■ **Task details**: Below is a block of records; reproduce all of them exactly and leave out any pictures.

■ **Data lines**:
══════

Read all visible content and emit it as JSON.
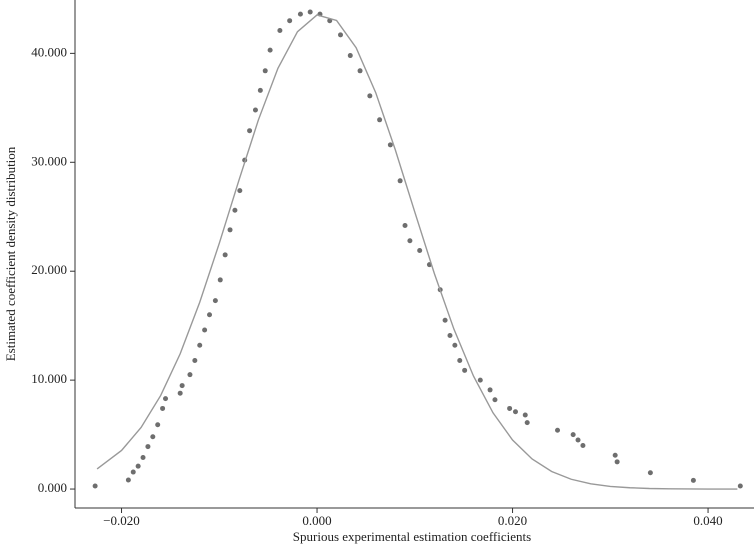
{
  "chart_data": {
    "type": "scatter",
    "x_label": "Spurious experimental estimation coefficients",
    "y_label": "Estimated coefficient density distribution",
    "xlim": [
      -0.02476,
      0.0447
    ],
    "ylim": [
      -1.74,
      44.9
    ],
    "xticks": [
      {
        "value": -0.02,
        "label": "−0.020"
      },
      {
        "value": 0,
        "label": "0.000"
      },
      {
        "value": 0.02,
        "label": "0.020"
      },
      {
        "value": 0.04,
        "label": "0.040"
      }
    ],
    "yticks": [
      {
        "value": 0,
        "label": "0.000"
      },
      {
        "value": 10,
        "label": "10.000"
      },
      {
        "value": 20,
        "label": "20.000"
      },
      {
        "value": 30,
        "label": "30.000"
      },
      {
        "value": 40,
        "label": "40.000"
      }
    ],
    "series": [
      {
        "type": "scatter",
        "color": "#6e6e6e",
        "x": [
          -0.0227,
          -0.0193,
          -0.0188,
          -0.0183,
          -0.0178,
          -0.0173,
          -0.0168,
          -0.0163,
          -0.0158,
          -0.0155,
          -0.014,
          -0.0138,
          -0.013,
          -0.0125,
          -0.012,
          -0.0115,
          -0.011,
          -0.0104,
          -0.0099,
          -0.0094,
          -0.0089,
          -0.0084,
          -0.0079,
          -0.0074,
          -0.0069,
          -0.0063,
          -0.0058,
          -0.0053,
          -0.0048,
          -0.0038,
          -0.0028,
          -0.0017,
          -0.0007,
          0.0003,
          0.0013,
          0.0024,
          0.0034,
          0.0044,
          0.0054,
          0.0064,
          0.0075,
          0.0085,
          0.009,
          0.0095,
          0.0105,
          0.0115,
          0.0126,
          0.0131,
          0.0136,
          0.0141,
          0.0146,
          0.0151,
          0.0167,
          0.0177,
          0.0182,
          0.0197,
          0.0203,
          0.0213,
          0.0215,
          0.0246,
          0.0262,
          0.0267,
          0.0272,
          0.0305,
          0.0307,
          0.0341,
          0.0385,
          0.0433
        ],
        "values": [
          0.28,
          0.83,
          1.56,
          2.1,
          2.9,
          3.9,
          4.8,
          5.9,
          7.4,
          8.3,
          8.8,
          9.5,
          10.5,
          11.8,
          13.2,
          14.6,
          16,
          17.3,
          19.2,
          21.5,
          23.8,
          25.6,
          27.4,
          30.2,
          32.9,
          34.8,
          36.6,
          38.4,
          40.3,
          42.1,
          43.0,
          43.6,
          43.8,
          43.6,
          43.0,
          41.7,
          39.8,
          38.4,
          36.1,
          33.9,
          31.6,
          28.3,
          24.2,
          22.8,
          21.9,
          20.6,
          18.3,
          15.5,
          14.1,
          13.2,
          11.8,
          10.9,
          10.0,
          9.1,
          8.2,
          7.4,
          7.1,
          6.8,
          6.1,
          5.4,
          5.0,
          4.5,
          4.0,
          3.1,
          2.5,
          1.5,
          0.8,
          0.28
        ]
      },
      {
        "type": "line",
        "color": "#999999",
        "x": [
          -0.0225,
          -0.02,
          -0.018,
          -0.016,
          -0.014,
          -0.012,
          -0.01,
          -0.008,
          -0.006,
          -0.004,
          -0.002,
          0,
          0.002,
          0.004,
          0.006,
          0.008,
          0.01,
          0.012,
          0.014,
          0.016,
          0.018,
          0.02,
          0.022,
          0.024,
          0.026,
          0.028,
          0.03,
          0.032,
          0.034,
          0.036,
          0.038,
          0.04,
          0.043
        ],
        "values": [
          1.85,
          3.54,
          5.65,
          8.58,
          12.42,
          17.15,
          22.56,
          28.32,
          33.89,
          38.63,
          41.99,
          43.53,
          43.02,
          40.52,
          36.4,
          31.16,
          25.43,
          19.79,
          14.69,
          10.38,
          7.0,
          4.5,
          2.76,
          1.61,
          0.9,
          0.48,
          0.24,
          0.12,
          0.05,
          0.02,
          0.01,
          0,
          0
        ]
      }
    ]
  }
}
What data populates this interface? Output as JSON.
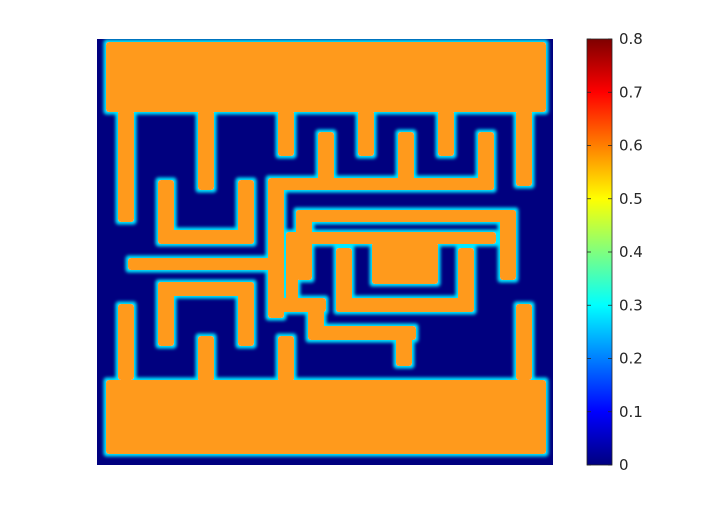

══════

■ **Finished exercise**:
Read all visible content and emit it as JSON.
{
  "chart_data": {
    "type": "scatter",
    "x_label": "Spurious experimental estimation coefficients",
    "y_label": "Estimated coefficient density distribution",
    "xlim": [
      -0.02476,
      0.0447
    ],
    "ylim": [
      -1.74,
      44.9
    ],
    "xticks": [
      {
        "value": -0.02,
        "label": "−0.020"
      },
      {
        "value": 0,
        "label": "0.000"
      },
      {
        "value": 0.02,
        "label": "0.020"
      },
      {
        "value": 0.04,
        "label": "0.040"
      }
    ],
    "yticks": [
      {
        "value": 0,
        "label": "0.000"
      },
      {
        "value": 10,
        "label": "10.000"
      },
      {
        "value": 20,
        "label": "20.000"
      },
      {
        "value": 30,
        "label": "30.000"
      },
      {
        "value": 40,
        "label": "40.000"
      }
    ],
    "series": [
      {
        "type": "scatter",
        "color": "#6e6e6e",
        "x": [
          -0.0227,
          -0.0193,
          -0.0188,
          -0.0183,
          -0.0178,
          -0.0173,
          -0.0168,
          -0.0163,
          -0.0158,
          -0.0155,
          -0.014,
          -0.0138,
          -0.013,
          -0.0125,
          -0.012,
          -0.0115,
          -0.011,
          -0.0104,
          -0.0099,
          -0.0094,
          -0.0089,
          -0.0084,
          -0.0079,
          -0.0074,
          -0.0069,
          -0.0063,
          -0.0058,
          -0.0053,
          -0.0048,
          -0.0038,
          -0.0028,
          -0.0017,
          -0.0007,
          0.0003,
          0.0013,
          0.0024,
          0.0034,
          0.0044,
          0.0054,
          0.0064,
          0.0075,
          0.0085,
          0.009,
          0.0095,
          0.0105,
          0.0115,
          0.0126,
          0.0131,
          0.0136,
          0.0141,
          0.0146,
          0.0151,
          0.0167,
          0.0177,
          0.0182,
          0.0197,
          0.0203,
          0.0213,
          0.0215,
          0.0246,
          0.0262,
          0.0267,
          0.0272,
          0.0305,
          0.0307,
          0.0341,
          0.0385,
          0.0433
        ],
        "values": [
          0.28,
          0.83,
          1.56,
          2.1,
          2.9,
          3.9,
          4.8,
          5.9,
          7.4,
          8.3,
          8.8,
          9.5,
          10.5,
          11.8,
          13.2,
          14.6,
          16,
          17.3,
          19.2,
          21.5,
          23.8,
          25.6,
          27.4,
          30.2,
          32.9,
          34.8,
          36.6,
          38.4,
          40.3,
          42.1,
          43.0,
          43.6,
          43.8,
          43.6,
          43.0,
          41.7,
          39.8,
          38.4,
          36.1,
          33.9,
          31.6,
          28.3,
          24.2,
          22.8,
          21.9,
          20.6,
          18.3,
          15.5,
          14.1,
          13.2,
          11.8,
          10.9,
          10.0,
          9.1,
          8.2,
          7.4,
          7.1,
          6.8,
          6.1,
          5.4,
          5.0,
          4.5,
          4.0,
          3.1,
          2.5,
          1.5,
          0.8,
          0.28
        ]
      },
      {
        "type": "line",
        "color": "#999999",
        "x": [
          -0.0225,
          -0.02,
          -0.018,
          -0.016,
          -0.014,
          -0.012,
          -0.01,
          -0.008,
          -0.006,
          -0.004,
          -0.002,
          0,
          0.002,
          0.004,
          0.006,
          0.008,
          0.01,
          0.012,
          0.014,
          0.016,
          0.018,
          0.02,
          0.022,
          0.024,
          0.026,
          0.028,
          0.03,
          0.032,
          0.034,
          0.036,
          0.038,
          0.04,
          0.043
        ],
        "values": [
          1.85,
          3.54,
          5.65,
          8.58,
          12.42,
          17.15,
          22.56,
          28.32,
          33.89,
          38.63,
          41.99,
          43.53,
          43.02,
          40.52,
          36.4,
          31.16,
          25.43,
          19.79,
          14.69,
          10.38,
          7.0,
          4.5,
          2.76,
          1.61,
          0.9,
          0.48,
          0.24,
          0.12,
          0.05,
          0.02,
          0.01,
          0,
          0
        ]
      }
    ]
  }
}
What data populates this interface? Output as JSON.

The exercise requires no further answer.